What you are asked to do: Each entry below must be repeated word for word.

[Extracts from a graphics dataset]
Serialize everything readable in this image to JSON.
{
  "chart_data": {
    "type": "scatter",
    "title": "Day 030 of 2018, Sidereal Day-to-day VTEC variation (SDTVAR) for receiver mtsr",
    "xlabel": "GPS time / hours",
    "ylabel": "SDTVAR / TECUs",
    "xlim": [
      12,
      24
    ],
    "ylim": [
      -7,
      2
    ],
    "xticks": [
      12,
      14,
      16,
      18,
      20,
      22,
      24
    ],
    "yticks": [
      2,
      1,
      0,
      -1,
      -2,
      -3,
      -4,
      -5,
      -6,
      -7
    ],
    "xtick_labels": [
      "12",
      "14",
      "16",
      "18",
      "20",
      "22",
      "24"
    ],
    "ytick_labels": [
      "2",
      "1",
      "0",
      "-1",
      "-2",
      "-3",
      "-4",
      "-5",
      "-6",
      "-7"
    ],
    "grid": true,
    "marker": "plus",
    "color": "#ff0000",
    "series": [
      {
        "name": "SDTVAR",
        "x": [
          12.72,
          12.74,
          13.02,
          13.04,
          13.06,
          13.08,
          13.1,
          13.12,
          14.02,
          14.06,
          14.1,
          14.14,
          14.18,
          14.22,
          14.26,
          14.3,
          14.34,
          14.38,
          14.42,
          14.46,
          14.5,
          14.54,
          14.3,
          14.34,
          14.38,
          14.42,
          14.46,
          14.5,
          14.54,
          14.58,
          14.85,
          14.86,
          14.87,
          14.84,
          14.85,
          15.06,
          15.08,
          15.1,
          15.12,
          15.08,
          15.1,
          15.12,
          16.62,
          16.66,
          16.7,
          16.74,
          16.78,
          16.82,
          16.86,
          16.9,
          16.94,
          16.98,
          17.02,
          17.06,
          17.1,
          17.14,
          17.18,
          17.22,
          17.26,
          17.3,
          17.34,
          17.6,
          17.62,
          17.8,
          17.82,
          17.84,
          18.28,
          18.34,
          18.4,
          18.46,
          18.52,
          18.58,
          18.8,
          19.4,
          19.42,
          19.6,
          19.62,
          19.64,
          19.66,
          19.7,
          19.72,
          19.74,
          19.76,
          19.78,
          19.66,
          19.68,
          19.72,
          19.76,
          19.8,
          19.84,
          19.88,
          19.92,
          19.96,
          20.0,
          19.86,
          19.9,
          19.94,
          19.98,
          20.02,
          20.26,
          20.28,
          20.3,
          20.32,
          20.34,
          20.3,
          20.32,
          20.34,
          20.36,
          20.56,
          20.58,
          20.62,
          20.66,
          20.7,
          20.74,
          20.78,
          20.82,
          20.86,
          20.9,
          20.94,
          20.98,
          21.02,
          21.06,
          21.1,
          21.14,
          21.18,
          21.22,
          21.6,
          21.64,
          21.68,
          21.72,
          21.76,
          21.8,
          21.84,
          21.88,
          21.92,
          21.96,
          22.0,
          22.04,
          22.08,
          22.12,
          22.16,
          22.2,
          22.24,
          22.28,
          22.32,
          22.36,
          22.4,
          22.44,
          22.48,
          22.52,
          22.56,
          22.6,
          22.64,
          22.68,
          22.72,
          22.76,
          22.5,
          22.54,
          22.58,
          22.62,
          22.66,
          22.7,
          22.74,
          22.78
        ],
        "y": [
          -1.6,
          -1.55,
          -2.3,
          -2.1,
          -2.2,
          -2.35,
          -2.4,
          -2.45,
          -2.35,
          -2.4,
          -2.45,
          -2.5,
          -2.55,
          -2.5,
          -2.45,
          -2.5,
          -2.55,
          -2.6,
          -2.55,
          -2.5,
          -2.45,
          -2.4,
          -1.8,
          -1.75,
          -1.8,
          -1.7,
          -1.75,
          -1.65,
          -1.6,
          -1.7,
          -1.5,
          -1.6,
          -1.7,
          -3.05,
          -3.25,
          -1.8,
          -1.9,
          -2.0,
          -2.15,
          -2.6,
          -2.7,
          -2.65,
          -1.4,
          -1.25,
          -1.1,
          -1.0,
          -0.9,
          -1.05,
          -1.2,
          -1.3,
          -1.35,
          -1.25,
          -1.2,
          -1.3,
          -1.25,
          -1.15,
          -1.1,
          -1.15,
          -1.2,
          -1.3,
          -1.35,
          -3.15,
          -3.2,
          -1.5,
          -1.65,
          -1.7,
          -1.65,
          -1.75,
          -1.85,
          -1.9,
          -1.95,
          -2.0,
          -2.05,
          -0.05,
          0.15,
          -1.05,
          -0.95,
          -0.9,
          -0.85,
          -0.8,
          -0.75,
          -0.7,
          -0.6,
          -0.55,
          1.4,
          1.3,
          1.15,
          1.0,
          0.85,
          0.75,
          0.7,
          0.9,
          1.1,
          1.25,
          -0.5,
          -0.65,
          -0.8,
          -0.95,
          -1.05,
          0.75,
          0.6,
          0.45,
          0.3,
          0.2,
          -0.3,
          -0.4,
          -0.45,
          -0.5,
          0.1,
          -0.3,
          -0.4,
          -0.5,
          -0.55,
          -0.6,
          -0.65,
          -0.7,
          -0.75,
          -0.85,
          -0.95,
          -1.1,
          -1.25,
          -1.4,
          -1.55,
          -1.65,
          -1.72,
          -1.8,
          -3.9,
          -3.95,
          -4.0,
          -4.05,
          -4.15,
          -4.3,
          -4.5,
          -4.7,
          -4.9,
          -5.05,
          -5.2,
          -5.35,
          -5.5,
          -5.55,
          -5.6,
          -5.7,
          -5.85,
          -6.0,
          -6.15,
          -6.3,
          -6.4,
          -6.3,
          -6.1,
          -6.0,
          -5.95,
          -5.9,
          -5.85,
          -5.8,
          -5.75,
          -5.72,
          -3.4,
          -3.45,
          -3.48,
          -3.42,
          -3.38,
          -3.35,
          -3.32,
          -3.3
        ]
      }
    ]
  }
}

Completed task:
Serialize everything readable in this image to JSON.
{
  "chart_data": {
    "type": "scatter",
    "title": "Day 030 of 2018, Sidereal Day-to-day VTEC variation (SDTVAR) for receiver mtsr",
    "xlabel": "GPS time / hours",
    "ylabel": "SDTVAR / TECUs",
    "xlim": [
      12,
      24
    ],
    "ylim": [
      -7,
      2
    ],
    "xticks": [
      12,
      14,
      16,
      18,
      20,
      22,
      24
    ],
    "yticks": [
      2,
      1,
      0,
      -1,
      -2,
      -3,
      -4,
      -5,
      -6,
      -7
    ],
    "xtick_labels": [
      "12",
      "14",
      "16",
      "18",
      "20",
      "22",
      "24"
    ],
    "ytick_labels": [
      "2",
      "1",
      "0",
      "-1",
      "-2",
      "-3",
      "-4",
      "-5",
      "-6",
      "-7"
    ],
    "grid": true,
    "marker": "plus",
    "color": "#ff0000",
    "series": [
      {
        "name": "SDTVAR",
        "x": [
          12.72,
          12.74,
          13.02,
          13.04,
          13.06,
          13.08,
          13.1,
          13.12,
          14.02,
          14.06,
          14.1,
          14.14,
          14.18,
          14.22,
          14.26,
          14.3,
          14.34,
          14.38,
          14.42,
          14.46,
          14.5,
          14.54,
          14.3,
          14.34,
          14.38,
          14.42,
          14.46,
          14.5,
          14.54,
          14.58,
          14.85,
          14.86,
          14.87,
          14.84,
          14.85,
          15.06,
          15.08,
          15.1,
          15.12,
          15.08,
          15.1,
          15.12,
          16.62,
          16.66,
          16.7,
          16.74,
          16.78,
          16.82,
          16.86,
          16.9,
          16.94,
          16.98,
          17.02,
          17.06,
          17.1,
          17.14,
          17.18,
          17.22,
          17.26,
          17.3,
          17.34,
          17.6,
          17.62,
          17.8,
          17.82,
          17.84,
          18.28,
          18.34,
          18.4,
          18.46,
          18.52,
          18.58,
          18.8,
          19.4,
          19.42,
          19.6,
          19.62,
          19.64,
          19.66,
          19.7,
          19.72,
          19.74,
          19.76,
          19.78,
          19.66,
          19.68,
          19.72,
          19.76,
          19.8,
          19.84,
          19.88,
          19.92,
          19.96,
          20.0,
          19.86,
          19.9,
          19.94,
          19.98,
          20.02,
          20.26,
          20.28,
          20.3,
          20.32,
          20.34,
          20.3,
          20.32,
          20.34,
          20.36,
          20.56,
          20.58,
          20.62,
          20.66,
          20.7,
          20.74,
          20.78,
          20.82,
          20.86,
          20.9,
          20.94,
          20.98,
          21.02,
          21.06,
          21.1,
          21.14,
          21.18,
          21.22,
          21.6,
          21.64,
          21.68,
          21.72,
          21.76,
          21.8,
          21.84,
          21.88,
          21.92,
          21.96,
          22.0,
          22.04,
          22.08,
          22.12,
          22.16,
          22.2,
          22.24,
          22.28,
          22.32,
          22.36,
          22.4,
          22.44,
          22.48,
          22.52,
          22.56,
          22.6,
          22.64,
          22.68,
          22.72,
          22.76,
          22.5,
          22.54,
          22.58,
          22.62,
          22.66,
          22.7,
          22.74,
          22.78
        ],
        "y": [
          -1.6,
          -1.55,
          -2.3,
          -2.1,
          -2.2,
          -2.35,
          -2.4,
          -2.45,
          -2.35,
          -2.4,
          -2.45,
          -2.5,
          -2.55,
          -2.5,
          -2.45,
          -2.5,
          -2.55,
          -2.6,
          -2.55,
          -2.5,
          -2.45,
          -2.4,
          -1.8,
          -1.75,
          -1.8,
          -1.7,
          -1.75,
          -1.65,
          -1.6,
          -1.7,
          -1.5,
          -1.6,
          -1.7,
          -3.05,
          -3.25,
          -1.8,
          -1.9,
          -2.0,
          -2.15,
          -2.6,
          -2.7,
          -2.65,
          -1.4,
          -1.25,
          -1.1,
          -1.0,
          -0.9,
          -1.05,
          -1.2,
          -1.3,
          -1.35,
          -1.25,
          -1.2,
          -1.3,
          -1.25,
          -1.15,
          -1.1,
          -1.15,
          -1.2,
          -1.3,
          -1.35,
          -3.15,
          -3.2,
          -1.5,
          -1.65,
          -1.7,
          -1.65,
          -1.75,
          -1.85,
          -1.9,
          -1.95,
          -2.0,
          -2.05,
          -0.05,
          0.15,
          -1.05,
          -0.95,
          -0.9,
          -0.85,
          -0.8,
          -0.75,
          -0.7,
          -0.6,
          -0.55,
          1.4,
          1.3,
          1.15,
          1.0,
          0.85,
          0.75,
          0.7,
          0.9,
          1.1,
          1.25,
          -0.5,
          -0.65,
          -0.8,
          -0.95,
          -1.05,
          0.75,
          0.6,
          0.45,
          0.3,
          0.2,
          -0.3,
          -0.4,
          -0.45,
          -0.5,
          0.1,
          -0.3,
          -0.4,
          -0.5,
          -0.55,
          -0.6,
          -0.65,
          -0.7,
          -0.75,
          -0.85,
          -0.95,
          -1.1,
          -1.25,
          -1.4,
          -1.55,
          -1.65,
          -1.72,
          -1.8,
          -3.9,
          -3.95,
          -4.0,
          -4.05,
          -4.15,
          -4.3,
          -4.5,
          -4.7,
          -4.9,
          -5.05,
          -5.2,
          -5.35,
          -5.5,
          -5.55,
          -5.6,
          -5.7,
          -5.85,
          -6.0,
          -6.15,
          -6.3,
          -6.4,
          -6.3,
          -6.1,
          -6.0,
          -5.95,
          -5.9,
          -5.85,
          -5.8,
          -5.75,
          -5.72,
          -3.4,
          -3.45,
          -3.48,
          -3.42,
          -3.38,
          -3.35,
          -3.32,
          -3.3
        ]
      }
    ]
  }
}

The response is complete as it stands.